Write the material out again exactly.

◇ ◇ ◇ ◇ ◇ ◇ ◇

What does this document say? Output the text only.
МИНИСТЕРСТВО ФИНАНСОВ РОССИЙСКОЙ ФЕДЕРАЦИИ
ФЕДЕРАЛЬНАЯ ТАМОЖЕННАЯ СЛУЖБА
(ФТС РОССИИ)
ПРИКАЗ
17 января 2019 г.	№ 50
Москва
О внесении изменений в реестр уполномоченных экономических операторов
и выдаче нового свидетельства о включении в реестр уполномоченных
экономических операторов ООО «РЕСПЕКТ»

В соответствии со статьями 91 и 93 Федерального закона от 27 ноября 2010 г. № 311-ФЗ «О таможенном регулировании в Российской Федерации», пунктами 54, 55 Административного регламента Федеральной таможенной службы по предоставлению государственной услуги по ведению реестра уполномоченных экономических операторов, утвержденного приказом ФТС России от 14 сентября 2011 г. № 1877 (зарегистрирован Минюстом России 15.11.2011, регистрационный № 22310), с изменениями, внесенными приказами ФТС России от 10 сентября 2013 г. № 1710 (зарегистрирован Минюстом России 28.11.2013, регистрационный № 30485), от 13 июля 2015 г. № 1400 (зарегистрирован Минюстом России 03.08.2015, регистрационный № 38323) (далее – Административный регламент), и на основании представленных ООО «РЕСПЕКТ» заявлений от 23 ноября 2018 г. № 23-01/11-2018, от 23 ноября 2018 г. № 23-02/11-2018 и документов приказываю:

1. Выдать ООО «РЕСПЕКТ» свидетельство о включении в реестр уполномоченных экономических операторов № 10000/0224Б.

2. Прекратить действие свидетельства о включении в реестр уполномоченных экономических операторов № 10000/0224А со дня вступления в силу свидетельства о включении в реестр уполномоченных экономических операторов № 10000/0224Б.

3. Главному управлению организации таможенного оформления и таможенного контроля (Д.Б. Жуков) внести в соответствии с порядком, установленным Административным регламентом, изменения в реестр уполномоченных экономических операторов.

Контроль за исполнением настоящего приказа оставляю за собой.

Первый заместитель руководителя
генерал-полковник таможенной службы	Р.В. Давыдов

◇ ◇ ◇ ◇ ◇ ◇ ◇

**Written response**:
What does this document say? Output the text only.
МИНИСТЕРСТВО ФИНАНСОВ РОССИЙСКОЙ ФЕДЕРАЦИИ
ФЕДЕРАЛЬНАЯ ТАМОЖЕННАЯ СЛУЖБА
(ФТС РОССИИ)
ПРИКАЗ
17 января 2019 г.	№ 50
Москва
О внесении изменений в реестр уполномоченных экономических операторов
и выдаче нового свидетельства о включении в реестр уполномоченных
экономических операторов ООО «РЕСПЕКТ»

В соответствии со статьями 91 и 93 Федерального закона от 27 ноября 2010 г. № 311-ФЗ «О таможенном регулировании в Российской Федерации», пунктами 54, 55 Административного регламента Федеральной таможенной службы по предоставлению государственной услуги по ведению реестра уполномоченных экономических операторов, утвержденного приказом ФТС России от 14 сентября 2011 г. № 1877 (зарегистрирован Минюстом России 15.11.2011, регистрационный № 22310), с изменениями, внесенными приказами ФТС России от 10 сентября 2013 г. № 1710 (зарегистрирован Минюстом России 28.11.2013, регистрационный № 30485), от 13 июля 2015 г. № 1400 (зарегистрирован Минюстом России 03.08.2015, регистрационный № 38323) (далее – Административный регламент), и на основании представленных ООО «РЕСПЕКТ» заявлений от 23 ноября 2018 г. № 23-01/11-2018, от 23 ноября 2018 г. № 23-02/11-2018 и документов приказываю:

1. Выдать ООО «РЕСПЕКТ» свидетельство о включении в реестр уполномоченных экономических операторов № 10000/0224Б.

2. Прекратить действие свидетельства о включении в реестр уполномоченных экономических операторов № 10000/0224А со дня вступления в силу свидетельства о включении в реестр уполномоченных экономических операторов № 10000/0224Б.

3. Главному управлению организации таможенного оформления и таможенного контроля (Д.Б. Жуков) внести в соответствии с порядком, установленным Административным регламентом, изменения в реестр уполномоченных экономических операторов.

Контроль за исполнением настоящего приказа оставляю за собой.

Первый заместитель руководителя
генерал-полковник таможенной службы	Р.В. Давыдов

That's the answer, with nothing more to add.